> [Task brief]:
Copy every line of the listing that holds the string "eadem".
## begin
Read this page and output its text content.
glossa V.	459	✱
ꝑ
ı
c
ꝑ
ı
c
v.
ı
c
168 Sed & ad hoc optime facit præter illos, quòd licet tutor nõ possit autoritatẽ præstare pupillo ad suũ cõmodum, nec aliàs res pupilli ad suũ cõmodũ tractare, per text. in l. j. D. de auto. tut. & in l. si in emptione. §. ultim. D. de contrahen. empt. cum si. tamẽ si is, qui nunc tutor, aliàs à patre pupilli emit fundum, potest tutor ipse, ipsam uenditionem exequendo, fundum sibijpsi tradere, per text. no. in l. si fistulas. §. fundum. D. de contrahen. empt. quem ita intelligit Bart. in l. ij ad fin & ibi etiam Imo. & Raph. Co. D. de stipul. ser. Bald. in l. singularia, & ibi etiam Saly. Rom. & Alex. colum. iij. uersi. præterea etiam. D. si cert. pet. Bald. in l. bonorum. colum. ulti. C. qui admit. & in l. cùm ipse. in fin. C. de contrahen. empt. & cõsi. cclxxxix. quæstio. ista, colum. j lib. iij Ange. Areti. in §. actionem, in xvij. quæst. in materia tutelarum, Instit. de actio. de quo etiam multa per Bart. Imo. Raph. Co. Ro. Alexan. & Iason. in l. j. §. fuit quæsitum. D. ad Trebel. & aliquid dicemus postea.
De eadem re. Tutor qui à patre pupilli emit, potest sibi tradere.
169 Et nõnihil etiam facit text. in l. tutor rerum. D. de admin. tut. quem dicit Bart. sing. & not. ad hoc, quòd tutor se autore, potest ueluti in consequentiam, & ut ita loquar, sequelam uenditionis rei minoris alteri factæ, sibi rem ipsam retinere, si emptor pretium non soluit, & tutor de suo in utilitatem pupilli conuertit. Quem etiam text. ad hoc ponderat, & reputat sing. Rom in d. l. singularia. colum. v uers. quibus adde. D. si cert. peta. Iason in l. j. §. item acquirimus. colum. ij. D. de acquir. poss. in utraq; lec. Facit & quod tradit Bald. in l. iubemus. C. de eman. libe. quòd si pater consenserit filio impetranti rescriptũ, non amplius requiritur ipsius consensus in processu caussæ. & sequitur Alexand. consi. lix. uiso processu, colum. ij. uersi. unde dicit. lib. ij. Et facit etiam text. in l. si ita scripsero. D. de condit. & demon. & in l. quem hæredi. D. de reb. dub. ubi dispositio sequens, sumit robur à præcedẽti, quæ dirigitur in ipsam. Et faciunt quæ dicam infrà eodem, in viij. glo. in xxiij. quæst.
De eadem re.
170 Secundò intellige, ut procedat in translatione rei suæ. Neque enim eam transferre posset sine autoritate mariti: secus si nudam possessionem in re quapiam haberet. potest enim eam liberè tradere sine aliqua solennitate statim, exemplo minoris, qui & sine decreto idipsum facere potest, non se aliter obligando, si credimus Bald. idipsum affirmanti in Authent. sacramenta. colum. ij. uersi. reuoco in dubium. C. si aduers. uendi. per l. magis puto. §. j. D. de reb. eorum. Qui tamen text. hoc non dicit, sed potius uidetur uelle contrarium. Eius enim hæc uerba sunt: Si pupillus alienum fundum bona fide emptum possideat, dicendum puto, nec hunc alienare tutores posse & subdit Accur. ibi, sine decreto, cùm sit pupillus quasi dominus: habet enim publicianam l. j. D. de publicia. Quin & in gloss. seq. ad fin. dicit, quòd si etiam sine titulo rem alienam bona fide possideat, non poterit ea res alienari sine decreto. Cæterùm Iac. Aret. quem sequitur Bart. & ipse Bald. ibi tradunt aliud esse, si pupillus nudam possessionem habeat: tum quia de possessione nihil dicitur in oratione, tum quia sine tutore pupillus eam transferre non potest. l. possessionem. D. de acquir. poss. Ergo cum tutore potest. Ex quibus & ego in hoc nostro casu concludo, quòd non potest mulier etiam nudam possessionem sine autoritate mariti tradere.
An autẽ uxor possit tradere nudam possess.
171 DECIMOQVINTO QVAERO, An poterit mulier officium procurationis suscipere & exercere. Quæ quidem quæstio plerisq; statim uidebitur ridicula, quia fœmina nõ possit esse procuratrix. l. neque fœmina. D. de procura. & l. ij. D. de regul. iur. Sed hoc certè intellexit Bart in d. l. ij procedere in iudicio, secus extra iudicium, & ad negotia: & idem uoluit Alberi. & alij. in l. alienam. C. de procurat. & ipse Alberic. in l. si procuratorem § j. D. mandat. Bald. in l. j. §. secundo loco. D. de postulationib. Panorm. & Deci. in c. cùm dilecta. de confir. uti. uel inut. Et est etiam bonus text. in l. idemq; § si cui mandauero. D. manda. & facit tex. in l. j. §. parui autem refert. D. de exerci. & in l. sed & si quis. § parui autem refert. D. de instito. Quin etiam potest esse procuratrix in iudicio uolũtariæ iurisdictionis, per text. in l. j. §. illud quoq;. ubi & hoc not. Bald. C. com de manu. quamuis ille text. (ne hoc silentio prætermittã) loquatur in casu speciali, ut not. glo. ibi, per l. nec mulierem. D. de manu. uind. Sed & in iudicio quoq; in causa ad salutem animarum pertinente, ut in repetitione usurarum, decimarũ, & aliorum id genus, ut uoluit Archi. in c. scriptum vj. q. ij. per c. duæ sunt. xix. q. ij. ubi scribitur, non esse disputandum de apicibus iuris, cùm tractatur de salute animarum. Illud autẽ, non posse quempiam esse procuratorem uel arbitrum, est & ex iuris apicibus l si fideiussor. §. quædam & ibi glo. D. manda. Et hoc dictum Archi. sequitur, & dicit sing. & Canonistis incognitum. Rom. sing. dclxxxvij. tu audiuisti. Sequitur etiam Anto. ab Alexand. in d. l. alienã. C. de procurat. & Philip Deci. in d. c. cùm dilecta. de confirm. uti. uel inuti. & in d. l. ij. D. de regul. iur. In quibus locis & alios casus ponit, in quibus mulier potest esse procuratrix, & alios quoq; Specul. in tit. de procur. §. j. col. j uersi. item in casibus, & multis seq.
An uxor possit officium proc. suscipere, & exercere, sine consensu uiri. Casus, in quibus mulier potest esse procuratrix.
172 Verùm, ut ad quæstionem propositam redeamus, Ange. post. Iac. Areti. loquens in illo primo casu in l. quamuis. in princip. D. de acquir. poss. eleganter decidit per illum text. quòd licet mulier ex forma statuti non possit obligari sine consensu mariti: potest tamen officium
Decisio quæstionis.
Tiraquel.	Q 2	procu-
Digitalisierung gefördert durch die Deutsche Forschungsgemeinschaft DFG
## end
> [Exercise answer]:
De eadem re. Tutor qui à patre pupilli emit, potest sibi tradere.
De eadem re.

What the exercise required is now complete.